_What the exercise asks_
Take down each entry exactly as written.

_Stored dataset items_
——

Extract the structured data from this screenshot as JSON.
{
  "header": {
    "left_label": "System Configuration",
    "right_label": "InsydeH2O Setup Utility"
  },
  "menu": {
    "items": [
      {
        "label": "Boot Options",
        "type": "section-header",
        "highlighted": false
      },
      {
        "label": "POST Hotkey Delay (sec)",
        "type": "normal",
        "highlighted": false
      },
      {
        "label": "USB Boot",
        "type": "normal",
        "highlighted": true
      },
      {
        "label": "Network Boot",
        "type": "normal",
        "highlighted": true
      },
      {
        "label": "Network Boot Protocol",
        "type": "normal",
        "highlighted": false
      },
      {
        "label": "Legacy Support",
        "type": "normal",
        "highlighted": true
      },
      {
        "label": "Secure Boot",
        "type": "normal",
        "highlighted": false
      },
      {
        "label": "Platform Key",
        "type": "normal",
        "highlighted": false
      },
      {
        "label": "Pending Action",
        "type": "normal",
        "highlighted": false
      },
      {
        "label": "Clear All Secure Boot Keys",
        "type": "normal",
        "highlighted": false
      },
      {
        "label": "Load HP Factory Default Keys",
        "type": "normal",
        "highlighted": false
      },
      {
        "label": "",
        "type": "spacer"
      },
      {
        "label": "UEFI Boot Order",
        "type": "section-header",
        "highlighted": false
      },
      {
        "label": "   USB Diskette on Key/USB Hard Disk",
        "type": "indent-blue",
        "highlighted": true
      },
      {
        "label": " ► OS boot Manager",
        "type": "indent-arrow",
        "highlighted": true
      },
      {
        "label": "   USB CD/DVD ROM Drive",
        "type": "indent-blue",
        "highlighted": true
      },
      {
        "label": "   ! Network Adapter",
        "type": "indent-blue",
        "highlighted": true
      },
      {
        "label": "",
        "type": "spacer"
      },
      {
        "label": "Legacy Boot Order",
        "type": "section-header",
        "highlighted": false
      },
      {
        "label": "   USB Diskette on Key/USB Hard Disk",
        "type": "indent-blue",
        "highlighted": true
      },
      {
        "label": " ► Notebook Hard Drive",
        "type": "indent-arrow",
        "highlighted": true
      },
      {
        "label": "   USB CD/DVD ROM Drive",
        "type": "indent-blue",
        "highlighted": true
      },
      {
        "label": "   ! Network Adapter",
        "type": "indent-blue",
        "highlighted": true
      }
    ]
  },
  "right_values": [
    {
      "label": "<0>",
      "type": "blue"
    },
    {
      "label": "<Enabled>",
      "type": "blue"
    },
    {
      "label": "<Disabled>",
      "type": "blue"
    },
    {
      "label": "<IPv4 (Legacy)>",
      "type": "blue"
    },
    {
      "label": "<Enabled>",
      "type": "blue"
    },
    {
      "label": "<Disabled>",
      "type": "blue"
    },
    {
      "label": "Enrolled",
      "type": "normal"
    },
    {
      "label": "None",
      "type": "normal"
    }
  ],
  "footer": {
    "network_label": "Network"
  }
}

——

_Final answer_
Extract the structured data from this screenshot as JSON.
{
  "header": {
    "left_label": "System Configuration",
    "right_label": "InsydeH2O Setup Utility"
  },
  "menu": {
    "items": [
      {
        "label": "Boot Options",
        "type": "section-header",
        "highlighted": false
      },
      {
        "label": "POST Hotkey Delay (sec)",
        "type": "normal",
        "highlighted": false
      },
      {
        "label": "USB Boot",
        "type": "normal",
        "highlighted": true
      },
      {
        "label": "Network Boot",
        "type": "normal",
        "highlighted": true
      },
      {
        "label": "Network Boot Protocol",
        "type": "normal",
        "highlighted": false
      },
      {
        "label": "Legacy Support",
        "type": "normal",
        "highlighted": true
      },
      {
        "label": "Secure Boot",
        "type": "normal",
        "highlighted": false
      },
      {
        "label": "Platform Key",
        "type": "normal",
        "highlighted": false
      },
      {
        "label": "Pending Action",
        "type": "normal",
        "highlighted": false
      },
      {
        "label": "Clear All Secure Boot Keys",
        "type": "normal",
        "highlighted": false
      },
      {
        "label": "Load HP Factory Default Keys",
        "type": "normal",
        "highlighted": false
      },
      {
        "label": "",
        "type": "spacer"
      },
      {
        "label": "UEFI Boot Order",
        "type": "section-header",
        "highlighted": false
      },
      {
        "label": "   USB Diskette on Key/USB Hard Disk",
        "type": "indent-blue",
        "highlighted": true
      },
      {
        "label": " ► OS boot Manager",
        "type": "indent-arrow",
        "highlighted": true
      },
      {
        "label": "   USB CD/DVD ROM Drive",
        "type": "indent-blue",
        "highlighted": true
      },
      {
        "label": "   ! Network Adapter",
        "type": "indent-blue",
        "highlighted": true
      },
      {
        "label": "",
        "type": "spacer"
      },
      {
        "label": "Legacy Boot Order",
        "type": "section-header",
        "highlighted": false
      },
      {
        "label": "   USB Diskette on Key/USB Hard Disk",
        "type": "indent-blue",
        "highlighted": true
      },
      {
        "label": " ► Notebook Hard Drive",
        "type": "indent-arrow",
        "highlighted": true
      },
      {
        "label": "   USB CD/DVD ROM Drive",
        "type": "indent-blue",
        "highlighted": true
      },
      {
        "label": "   ! Network Adapter",
        "type": "indent-blue",
        "highlighted": true
      }
    ]
  },
  "right_values": [
    {
      "label": "<0>",
      "type": "blue"
    },
    {
      "label": "<Enabled>",
      "type": "blue"
    },
    {
      "label": "<Disabled>",
      "type": "blue"
    },
    {
      "label": "<IPv4 (Legacy)>",
      "type": "blue"
    },
    {
      "label": "<Enabled>",
      "type": "blue"
    },
    {
      "label": "<Disabled>",
      "type": "blue"
    },
    {
      "label": "Enrolled",
      "type": "normal"
    },
    {
      "label": "None",
      "type": "normal"
    }
  ],
  "footer": {
    "network_label": "Network"
  }
}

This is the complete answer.